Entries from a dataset
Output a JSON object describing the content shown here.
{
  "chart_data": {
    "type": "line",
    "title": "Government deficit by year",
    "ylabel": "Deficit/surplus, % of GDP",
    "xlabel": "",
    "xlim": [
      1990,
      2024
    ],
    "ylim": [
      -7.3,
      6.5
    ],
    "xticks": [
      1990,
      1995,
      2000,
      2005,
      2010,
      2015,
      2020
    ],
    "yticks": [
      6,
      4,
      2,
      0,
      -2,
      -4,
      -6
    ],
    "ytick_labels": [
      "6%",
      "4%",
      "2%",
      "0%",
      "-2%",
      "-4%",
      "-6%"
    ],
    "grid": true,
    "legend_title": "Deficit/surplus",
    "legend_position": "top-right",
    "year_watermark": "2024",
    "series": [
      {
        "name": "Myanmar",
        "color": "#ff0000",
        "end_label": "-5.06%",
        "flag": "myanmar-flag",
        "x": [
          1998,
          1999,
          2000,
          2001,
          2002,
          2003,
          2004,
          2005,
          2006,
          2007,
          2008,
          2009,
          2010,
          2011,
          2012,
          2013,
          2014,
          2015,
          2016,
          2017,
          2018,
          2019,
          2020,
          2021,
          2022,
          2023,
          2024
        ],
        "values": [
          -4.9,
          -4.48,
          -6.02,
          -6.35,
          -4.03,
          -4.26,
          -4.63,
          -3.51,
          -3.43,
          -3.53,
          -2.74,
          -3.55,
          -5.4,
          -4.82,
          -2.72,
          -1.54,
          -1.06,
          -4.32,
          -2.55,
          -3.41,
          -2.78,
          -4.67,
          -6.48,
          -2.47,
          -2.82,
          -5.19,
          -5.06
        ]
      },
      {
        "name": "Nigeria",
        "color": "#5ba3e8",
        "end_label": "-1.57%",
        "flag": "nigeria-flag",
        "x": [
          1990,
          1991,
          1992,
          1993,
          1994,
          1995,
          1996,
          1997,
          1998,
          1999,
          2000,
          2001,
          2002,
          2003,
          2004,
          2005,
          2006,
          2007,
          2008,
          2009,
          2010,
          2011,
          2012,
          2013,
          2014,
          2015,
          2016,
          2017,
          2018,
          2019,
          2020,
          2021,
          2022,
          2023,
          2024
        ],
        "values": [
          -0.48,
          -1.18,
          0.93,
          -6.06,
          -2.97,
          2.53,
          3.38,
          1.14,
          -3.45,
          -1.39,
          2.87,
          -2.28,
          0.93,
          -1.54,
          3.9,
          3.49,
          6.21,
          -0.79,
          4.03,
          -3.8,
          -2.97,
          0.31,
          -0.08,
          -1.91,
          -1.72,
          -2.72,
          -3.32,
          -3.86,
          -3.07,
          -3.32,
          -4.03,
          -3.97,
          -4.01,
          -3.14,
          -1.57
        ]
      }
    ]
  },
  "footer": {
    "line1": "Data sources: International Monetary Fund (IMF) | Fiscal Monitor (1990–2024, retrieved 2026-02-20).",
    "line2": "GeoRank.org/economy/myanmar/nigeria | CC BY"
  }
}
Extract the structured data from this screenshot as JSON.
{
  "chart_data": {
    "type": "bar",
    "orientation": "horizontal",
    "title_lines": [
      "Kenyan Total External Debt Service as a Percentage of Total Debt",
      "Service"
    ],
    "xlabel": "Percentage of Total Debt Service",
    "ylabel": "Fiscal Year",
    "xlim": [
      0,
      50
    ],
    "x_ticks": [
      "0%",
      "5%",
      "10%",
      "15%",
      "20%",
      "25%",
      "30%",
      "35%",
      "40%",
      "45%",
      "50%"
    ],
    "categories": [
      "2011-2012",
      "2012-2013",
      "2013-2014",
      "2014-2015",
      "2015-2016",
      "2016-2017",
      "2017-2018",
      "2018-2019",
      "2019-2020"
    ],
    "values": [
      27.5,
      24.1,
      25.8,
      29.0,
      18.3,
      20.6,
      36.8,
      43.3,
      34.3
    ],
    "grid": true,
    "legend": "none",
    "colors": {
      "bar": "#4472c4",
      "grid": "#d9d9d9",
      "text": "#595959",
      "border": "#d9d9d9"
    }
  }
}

> GOAL
From the data above, extract every line in its exact form.

> EXPECTED ANSWER
Output a JSON object describing the content shown here.
{
  "chart_data": {
    "type": "line",
    "title": "Government deficit by year",
    "ylabel": "Deficit/surplus, % of GDP",
    "xlabel": "",
    "xlim": [
      1990,
      2024
    ],
    "ylim": [
      -7.3,
      6.5
    ],
    "xticks": [
      1990,
      1995,
      2000,
      2005,
      2010,
      2015,
      2020
    ],
    "yticks": [
      6,
      4,
      2,
      0,
      -2,
      -4,
      -6
    ],
    "ytick_labels": [
      "6%",
      "4%",
      "2%",
      "0%",
      "-2%",
      "-4%",
      "-6%"
    ],
    "grid": true,
    "legend_title": "Deficit/surplus",
    "legend_position": "top-right",
    "year_watermark": "2024",
    "series": [
      {
        "name": "Myanmar",
        "color": "#ff0000",
        "end_label": "-5.06%",
        "flag": "myanmar-flag",
        "x": [
          1998,
          1999,
          2000,
          2001,
          2002,
          2003,
          2004,
          2005,
          2006,
          2007,
          2008,
          2009,
          2010,
          2011,
          2012,
          2013,
          2014,
          2015,
          2016,
          2017,
          2018,
          2019,
          2020,
          2021,
          2022,
          2023,
          2024
        ],
        "values": [
          -4.9,
          -4.48,
          -6.02,
          -6.35,
          -4.03,
          -4.26,
          -4.63,
          -3.51,
          -3.43,
          -3.53,
          -2.74,
          -3.55,
          -5.4,
          -4.82,
          -2.72,
          -1.54,
          -1.06,
          -4.32,
          -2.55,
          -3.41,
          -2.78,
          -4.67,
          -6.48,
          -2.47,
          -2.82,
          -5.19,
          -5.06
        ]
      },
      {
        "name": "Nigeria",
        "color": "#5ba3e8",
        "end_label": "-1.57%",
        "flag": "nigeria-flag",
        "x": [
          1990,
          1991,
          1992,
          1993,
          1994,
          1995,
          1996,
          1997,
          1998,
          1999,
          2000,
          2001,
          2002,
          2003,
          2004,
          2005,
          2006,
          2007,
          2008,
          2009,
          2010,
          2011,
          2012,
          2013,
          2014,
          2015,
          2016,
          2017,
          2018,
          2019,
          2020,
          2021,
          2022,
          2023,
          2024
        ],
        "values": [
          -0.48,
          -1.18,
          0.93,
          -6.06,
          -2.97,
          2.53,
          3.38,
          1.14,
          -3.45,
          -1.39,
          2.87,
          -2.28,
          0.93,
          -1.54,
          3.9,
          3.49,
          6.21,
          -0.79,
          4.03,
          -3.8,
          -2.97,
          0.31,
          -0.08,
          -1.91,
          -1.72,
          -2.72,
          -3.32,
          -3.86,
          -3.07,
          -3.32,
          -4.03,
          -3.97,
          -4.01,
          -3.14,
          -1.57
        ]
      }
    ]
  },
  "footer": {
    "line1": "Data sources: International Monetary Fund (IMF) | Fiscal Monitor (1990–2024, retrieved 2026-02-20).",
    "line2": "GeoRank.org/economy/myanmar/nigeria | CC BY"
  }
}
Extract the structured data from this screenshot as JSON.
{
  "chart_data": {
    "type": "bar",
    "orientation": "horizontal",
    "title_lines": [
      "Kenyan Total External Debt Service as a Percentage of Total Debt",
      "Service"
    ],
    "xlabel": "Percentage of Total Debt Service",
    "ylabel": "Fiscal Year",
    "xlim": [
      0,
      50
    ],
    "x_ticks": [
      "0%",
      "5%",
      "10%",
      "15%",
      "20%",
      "25%",
      "30%",
      "35%",
      "40%",
      "45%",
      "50%"
    ],
    "categories": [
      "2011-2012",
      "2012-2013",
      "2013-2014",
      "2014-2015",
      "2015-2016",
      "2016-2017",
      "2017-2018",
      "2018-2019",
      "2019-2020"
    ],
    "values": [
      27.5,
      24.1,
      25.8,
      29.0,
      18.3,
      20.6,
      36.8,
      43.3,
      34.3
    ],
    "grid": true,
    "legend": "none",
    "colors": {
      "bar": "#4472c4",
      "grid": "#d9d9d9",
      "text": "#595959",
      "border": "#d9d9d9"
    }
  }
}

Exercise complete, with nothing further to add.